■ Goal
Wherever a line below holds the word "йогуртом", copy that line.

■ Information given
──────

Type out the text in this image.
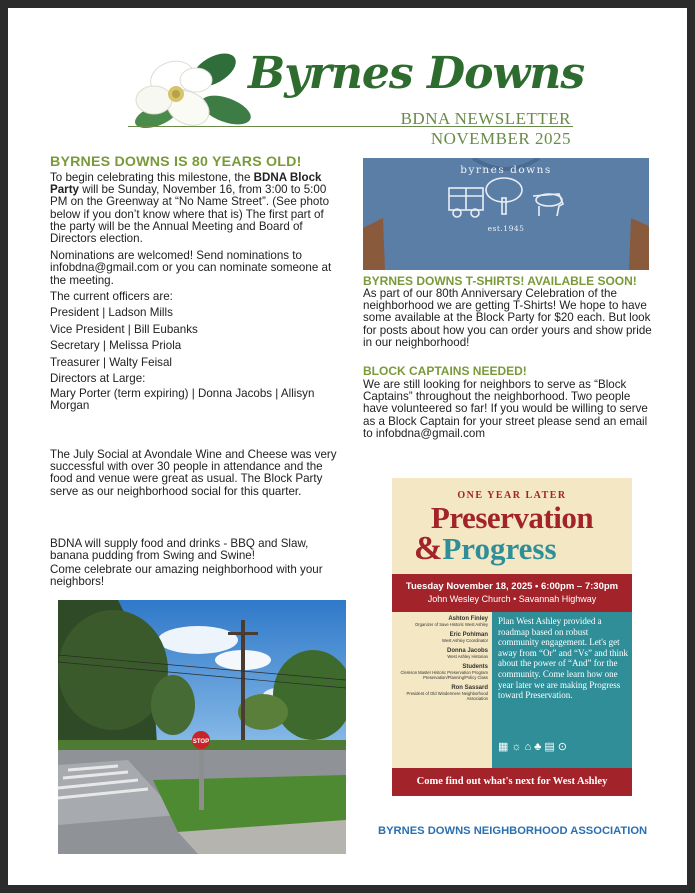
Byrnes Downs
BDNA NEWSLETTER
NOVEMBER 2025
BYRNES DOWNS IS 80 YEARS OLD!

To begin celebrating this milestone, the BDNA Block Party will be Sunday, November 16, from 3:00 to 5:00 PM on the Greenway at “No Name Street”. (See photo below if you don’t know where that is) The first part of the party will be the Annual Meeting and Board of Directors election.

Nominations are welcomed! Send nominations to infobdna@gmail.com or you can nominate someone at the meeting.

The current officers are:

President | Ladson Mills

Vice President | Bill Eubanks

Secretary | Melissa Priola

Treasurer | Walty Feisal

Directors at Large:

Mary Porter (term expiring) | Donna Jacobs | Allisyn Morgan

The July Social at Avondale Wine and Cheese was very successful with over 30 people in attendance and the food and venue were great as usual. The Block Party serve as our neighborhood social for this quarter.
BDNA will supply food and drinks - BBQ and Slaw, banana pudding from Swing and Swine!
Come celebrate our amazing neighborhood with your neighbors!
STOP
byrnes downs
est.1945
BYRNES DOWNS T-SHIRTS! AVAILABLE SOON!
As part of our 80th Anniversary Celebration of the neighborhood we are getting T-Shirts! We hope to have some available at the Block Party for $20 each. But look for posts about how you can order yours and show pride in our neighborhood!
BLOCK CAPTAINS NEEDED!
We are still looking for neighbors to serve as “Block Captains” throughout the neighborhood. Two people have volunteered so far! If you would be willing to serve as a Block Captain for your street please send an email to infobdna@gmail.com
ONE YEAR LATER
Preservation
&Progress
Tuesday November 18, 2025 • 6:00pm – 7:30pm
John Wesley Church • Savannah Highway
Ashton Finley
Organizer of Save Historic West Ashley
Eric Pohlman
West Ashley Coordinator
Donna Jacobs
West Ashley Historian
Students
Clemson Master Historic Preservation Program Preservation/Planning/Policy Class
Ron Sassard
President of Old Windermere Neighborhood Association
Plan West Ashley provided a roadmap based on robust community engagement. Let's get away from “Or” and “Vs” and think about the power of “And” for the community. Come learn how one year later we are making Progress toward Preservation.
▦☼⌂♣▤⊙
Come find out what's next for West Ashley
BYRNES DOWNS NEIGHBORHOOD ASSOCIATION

──────

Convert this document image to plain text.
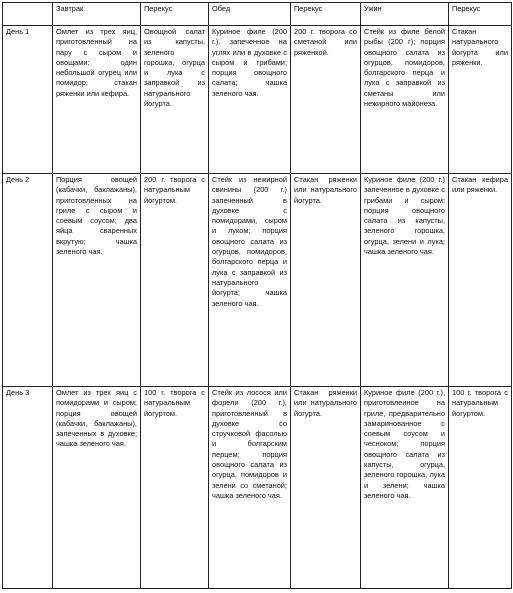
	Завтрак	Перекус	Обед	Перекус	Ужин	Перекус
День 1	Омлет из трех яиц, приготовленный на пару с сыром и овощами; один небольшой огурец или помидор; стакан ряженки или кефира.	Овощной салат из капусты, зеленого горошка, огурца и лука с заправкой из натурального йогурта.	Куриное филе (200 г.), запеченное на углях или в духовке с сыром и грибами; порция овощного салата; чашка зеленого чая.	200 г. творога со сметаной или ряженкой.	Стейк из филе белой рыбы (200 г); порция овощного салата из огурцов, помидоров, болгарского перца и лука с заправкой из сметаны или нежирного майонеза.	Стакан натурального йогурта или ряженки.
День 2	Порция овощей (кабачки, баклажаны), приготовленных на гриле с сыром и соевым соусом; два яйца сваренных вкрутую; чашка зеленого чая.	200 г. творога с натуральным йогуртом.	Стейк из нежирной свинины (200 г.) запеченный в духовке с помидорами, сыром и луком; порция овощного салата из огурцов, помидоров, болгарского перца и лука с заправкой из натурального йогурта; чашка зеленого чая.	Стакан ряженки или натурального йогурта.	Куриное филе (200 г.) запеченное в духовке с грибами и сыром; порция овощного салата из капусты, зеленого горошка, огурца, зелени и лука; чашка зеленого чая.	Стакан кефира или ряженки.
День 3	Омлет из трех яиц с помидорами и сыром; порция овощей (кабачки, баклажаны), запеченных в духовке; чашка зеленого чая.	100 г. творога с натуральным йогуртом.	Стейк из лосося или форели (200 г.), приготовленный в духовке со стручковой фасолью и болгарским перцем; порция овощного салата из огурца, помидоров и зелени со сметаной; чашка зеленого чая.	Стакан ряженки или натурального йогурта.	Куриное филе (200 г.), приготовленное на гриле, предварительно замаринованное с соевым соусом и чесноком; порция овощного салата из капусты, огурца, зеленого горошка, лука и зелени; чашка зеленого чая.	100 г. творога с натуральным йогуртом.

──────

■ The completed task
День 2	Порция овощей (кабачки, баклажаны), приготовленных на гриле с сыром и соевым соусом; два яйца сваренных вкрутую; чашка зеленого чая.	200 г. творога с натуральным йогуртом.	Стейк из нежирной свинины (200 г.) запеченный в духовке с помидорами, сыром и луком; порция овощного салата из огурцов, помидоров, болгарского перца и лука с заправкой из натурального йогурта; чашка зеленого чая.	Стакан ряженки или натурального йогурта.	Куриное филе (200 г.) запеченное в духовке с грибами и сыром; порция овощного салата из капусты, зеленого горошка, огурца, зелени и лука; чашка зеленого чая.	Стакан кефира или ряженки.
День 3	Омлет из трех яиц с помидорами и сыром; порция овощей (кабачки, баклажаны), запеченных в духовке; чашка зеленого чая.	100 г. творога с натуральным йогуртом.	Стейк из лосося или форели (200 г.), приготовленный в духовке со стручковой фасолью и болгарским перцем; порция овощного салата из огурца, помидоров и зелени со сметаной; чашка зеленого чая.	Стакан ряженки или натурального йогурта.	Куриное филе (200 г.), приготовленное на гриле, предварительно замаринованное с соевым соусом и чесноком; порция овощного салата из капусты, огурца, зеленого горошка, лука и зелени; чашка зеленого чая.	100 г. творога с натуральным йогуртом.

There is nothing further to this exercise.